Data records:
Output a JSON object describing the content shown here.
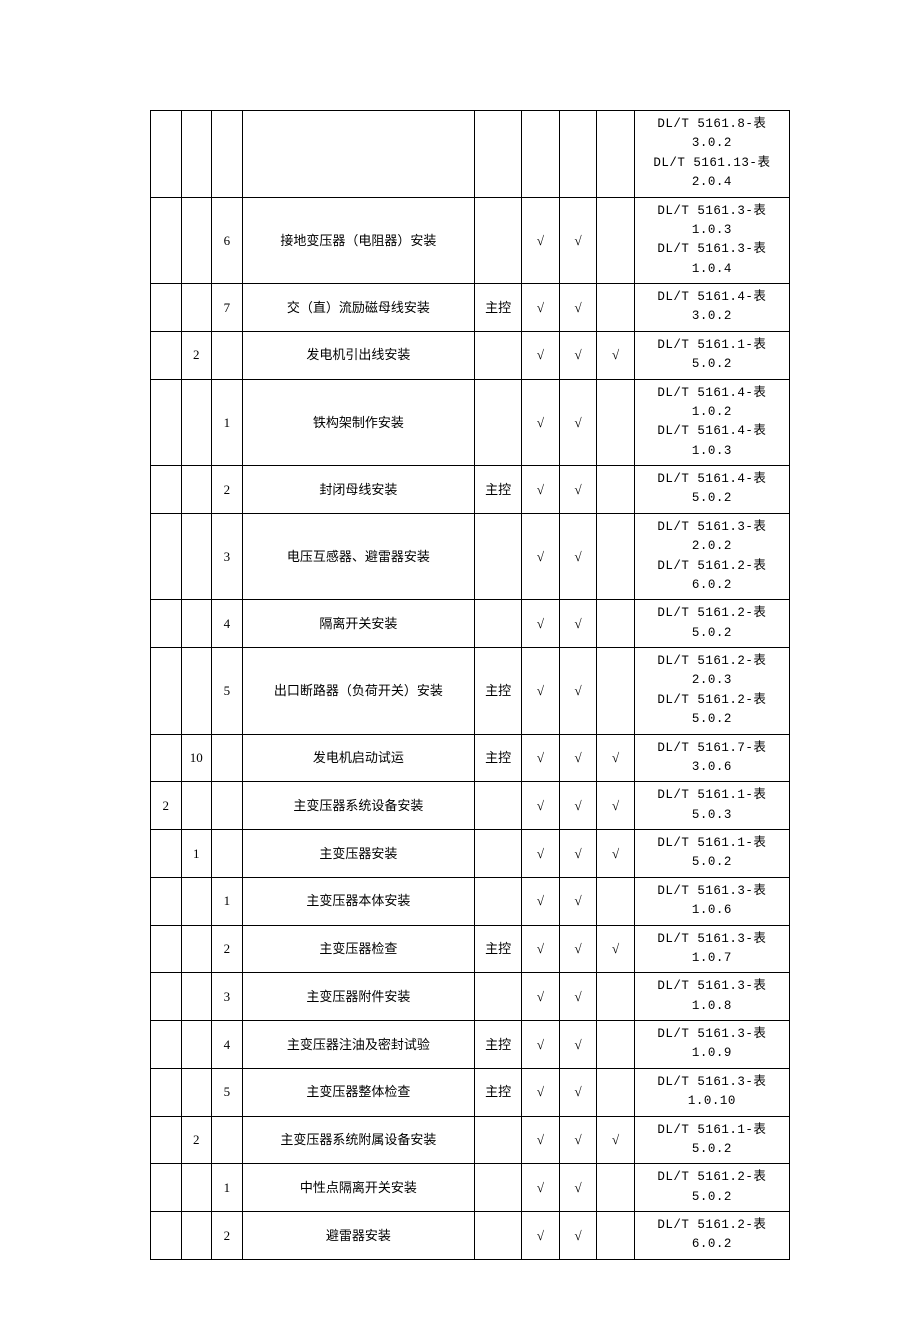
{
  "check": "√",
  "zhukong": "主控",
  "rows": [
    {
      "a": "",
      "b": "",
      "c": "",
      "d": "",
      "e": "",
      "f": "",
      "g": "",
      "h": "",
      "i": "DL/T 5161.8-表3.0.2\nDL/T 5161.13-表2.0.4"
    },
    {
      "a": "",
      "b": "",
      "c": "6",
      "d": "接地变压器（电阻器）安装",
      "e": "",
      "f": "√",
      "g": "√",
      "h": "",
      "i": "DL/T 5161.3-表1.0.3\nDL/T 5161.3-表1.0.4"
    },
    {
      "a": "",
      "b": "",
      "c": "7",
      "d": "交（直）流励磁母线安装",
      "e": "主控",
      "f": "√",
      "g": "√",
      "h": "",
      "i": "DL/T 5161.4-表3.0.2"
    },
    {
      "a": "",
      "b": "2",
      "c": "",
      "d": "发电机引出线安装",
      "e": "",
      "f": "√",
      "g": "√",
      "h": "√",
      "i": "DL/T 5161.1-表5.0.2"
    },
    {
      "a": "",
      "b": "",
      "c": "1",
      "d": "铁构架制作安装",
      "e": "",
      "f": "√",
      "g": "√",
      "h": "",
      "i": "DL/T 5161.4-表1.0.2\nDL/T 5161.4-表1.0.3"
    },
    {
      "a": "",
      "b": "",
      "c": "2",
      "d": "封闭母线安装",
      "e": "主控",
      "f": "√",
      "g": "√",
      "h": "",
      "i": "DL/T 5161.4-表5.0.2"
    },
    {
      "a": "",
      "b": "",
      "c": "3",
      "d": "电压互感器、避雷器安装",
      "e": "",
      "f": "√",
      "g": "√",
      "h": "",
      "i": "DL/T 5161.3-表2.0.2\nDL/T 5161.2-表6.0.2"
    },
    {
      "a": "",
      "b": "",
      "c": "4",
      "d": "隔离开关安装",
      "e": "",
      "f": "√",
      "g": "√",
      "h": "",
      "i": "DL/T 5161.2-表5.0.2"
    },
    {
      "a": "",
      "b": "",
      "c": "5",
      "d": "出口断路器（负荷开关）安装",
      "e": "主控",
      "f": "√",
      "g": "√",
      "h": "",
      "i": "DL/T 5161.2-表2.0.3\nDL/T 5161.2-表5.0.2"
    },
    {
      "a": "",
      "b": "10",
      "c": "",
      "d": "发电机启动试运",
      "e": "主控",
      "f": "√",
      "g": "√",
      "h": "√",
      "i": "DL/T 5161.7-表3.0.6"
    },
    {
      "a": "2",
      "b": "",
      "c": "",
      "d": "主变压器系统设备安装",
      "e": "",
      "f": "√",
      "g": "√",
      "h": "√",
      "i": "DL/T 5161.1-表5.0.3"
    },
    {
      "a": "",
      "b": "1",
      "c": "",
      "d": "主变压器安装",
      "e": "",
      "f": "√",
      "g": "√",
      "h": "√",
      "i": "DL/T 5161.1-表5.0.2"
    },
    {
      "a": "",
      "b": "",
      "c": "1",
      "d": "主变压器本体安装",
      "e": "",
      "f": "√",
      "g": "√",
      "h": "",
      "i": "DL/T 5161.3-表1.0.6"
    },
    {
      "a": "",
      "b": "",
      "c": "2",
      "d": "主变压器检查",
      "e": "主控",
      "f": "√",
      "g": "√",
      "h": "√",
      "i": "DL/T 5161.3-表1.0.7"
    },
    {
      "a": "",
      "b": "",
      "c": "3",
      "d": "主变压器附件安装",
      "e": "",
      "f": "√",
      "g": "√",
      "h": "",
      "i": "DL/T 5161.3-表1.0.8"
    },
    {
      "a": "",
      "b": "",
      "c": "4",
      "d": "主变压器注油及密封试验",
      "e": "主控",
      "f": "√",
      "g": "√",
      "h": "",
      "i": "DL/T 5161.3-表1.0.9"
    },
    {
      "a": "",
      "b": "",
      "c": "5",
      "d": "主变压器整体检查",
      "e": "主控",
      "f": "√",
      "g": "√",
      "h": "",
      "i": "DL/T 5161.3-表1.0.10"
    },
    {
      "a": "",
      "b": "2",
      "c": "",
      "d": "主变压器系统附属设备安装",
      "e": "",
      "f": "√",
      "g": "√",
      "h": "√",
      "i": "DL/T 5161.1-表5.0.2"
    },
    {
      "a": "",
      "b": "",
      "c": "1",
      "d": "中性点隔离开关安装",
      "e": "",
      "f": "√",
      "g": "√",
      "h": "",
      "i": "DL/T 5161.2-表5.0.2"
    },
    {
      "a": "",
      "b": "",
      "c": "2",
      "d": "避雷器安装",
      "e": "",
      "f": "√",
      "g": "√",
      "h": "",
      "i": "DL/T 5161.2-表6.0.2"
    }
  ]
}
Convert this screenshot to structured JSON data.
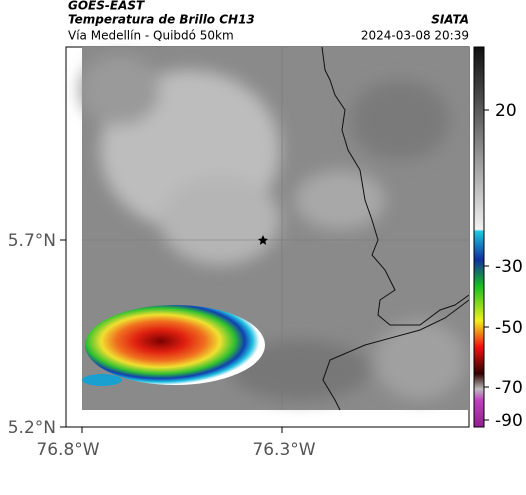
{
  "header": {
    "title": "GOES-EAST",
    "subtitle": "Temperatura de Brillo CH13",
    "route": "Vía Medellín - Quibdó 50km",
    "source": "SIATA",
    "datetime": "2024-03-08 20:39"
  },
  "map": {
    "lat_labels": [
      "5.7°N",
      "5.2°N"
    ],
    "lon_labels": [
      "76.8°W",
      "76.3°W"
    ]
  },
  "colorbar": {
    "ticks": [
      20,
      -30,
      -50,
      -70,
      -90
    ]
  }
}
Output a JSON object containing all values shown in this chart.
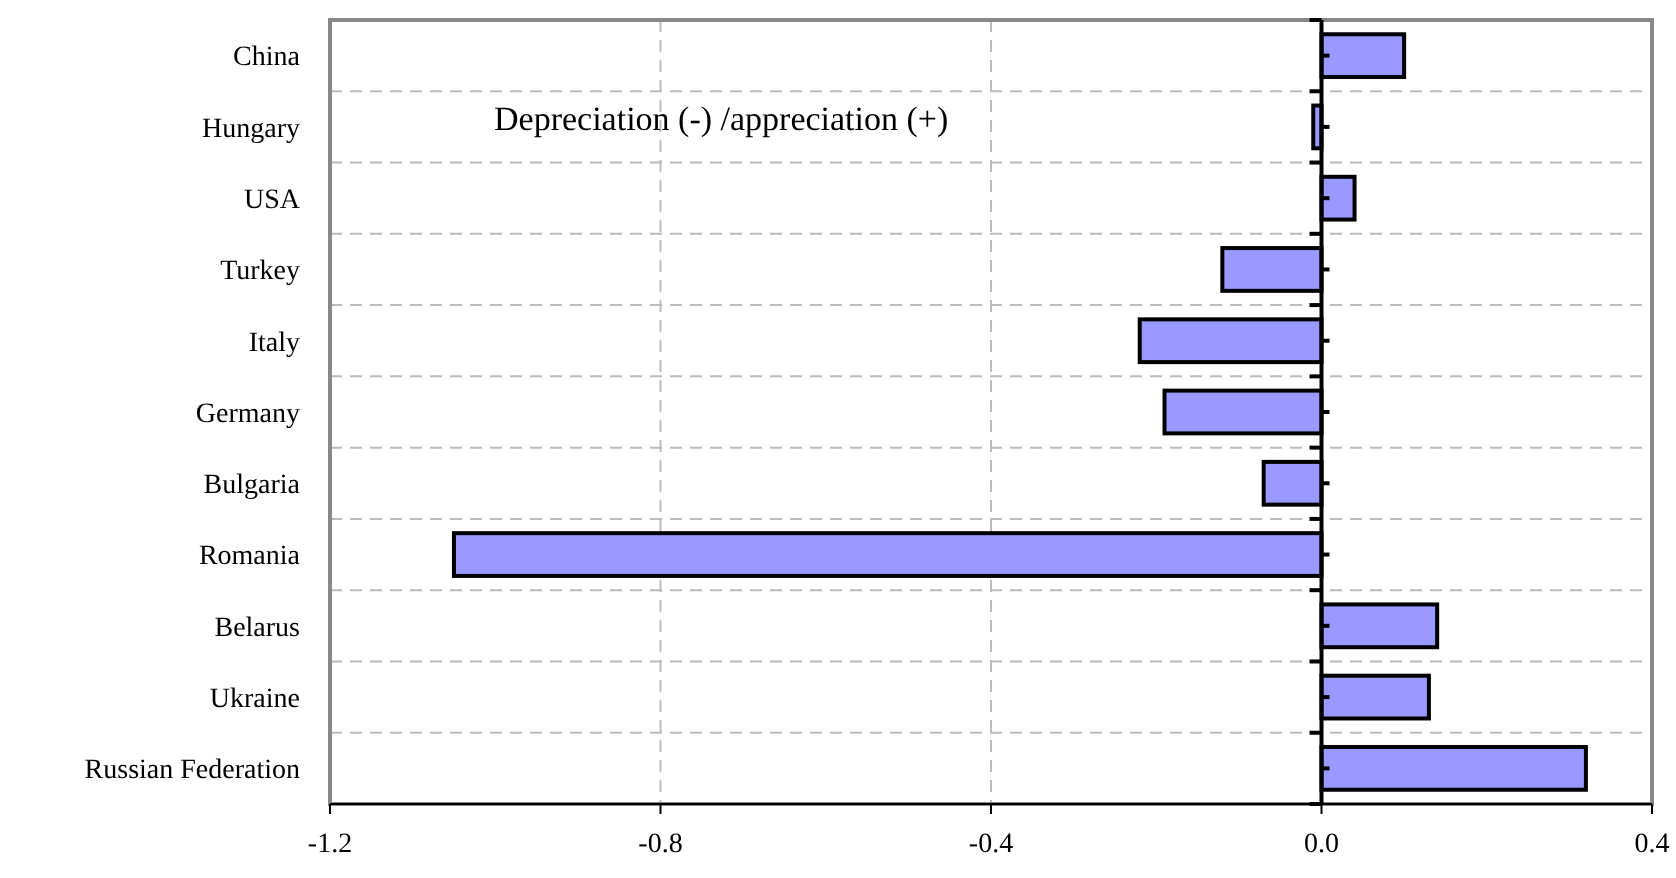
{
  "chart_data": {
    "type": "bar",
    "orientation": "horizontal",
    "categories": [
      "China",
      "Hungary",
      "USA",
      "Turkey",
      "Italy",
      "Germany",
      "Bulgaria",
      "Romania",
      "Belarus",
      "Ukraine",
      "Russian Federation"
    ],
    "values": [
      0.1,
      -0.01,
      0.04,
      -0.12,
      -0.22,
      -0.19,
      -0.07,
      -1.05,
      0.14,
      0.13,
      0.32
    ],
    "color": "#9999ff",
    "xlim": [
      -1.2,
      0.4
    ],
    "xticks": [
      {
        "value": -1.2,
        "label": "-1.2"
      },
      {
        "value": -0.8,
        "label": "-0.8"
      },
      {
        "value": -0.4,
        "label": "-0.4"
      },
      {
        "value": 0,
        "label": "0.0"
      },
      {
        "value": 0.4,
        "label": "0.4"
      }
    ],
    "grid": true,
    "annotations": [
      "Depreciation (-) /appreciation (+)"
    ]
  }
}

Your objective:
Your task is to report how many lines of the material include the string "this". Give the number and no other words.

Full response:
2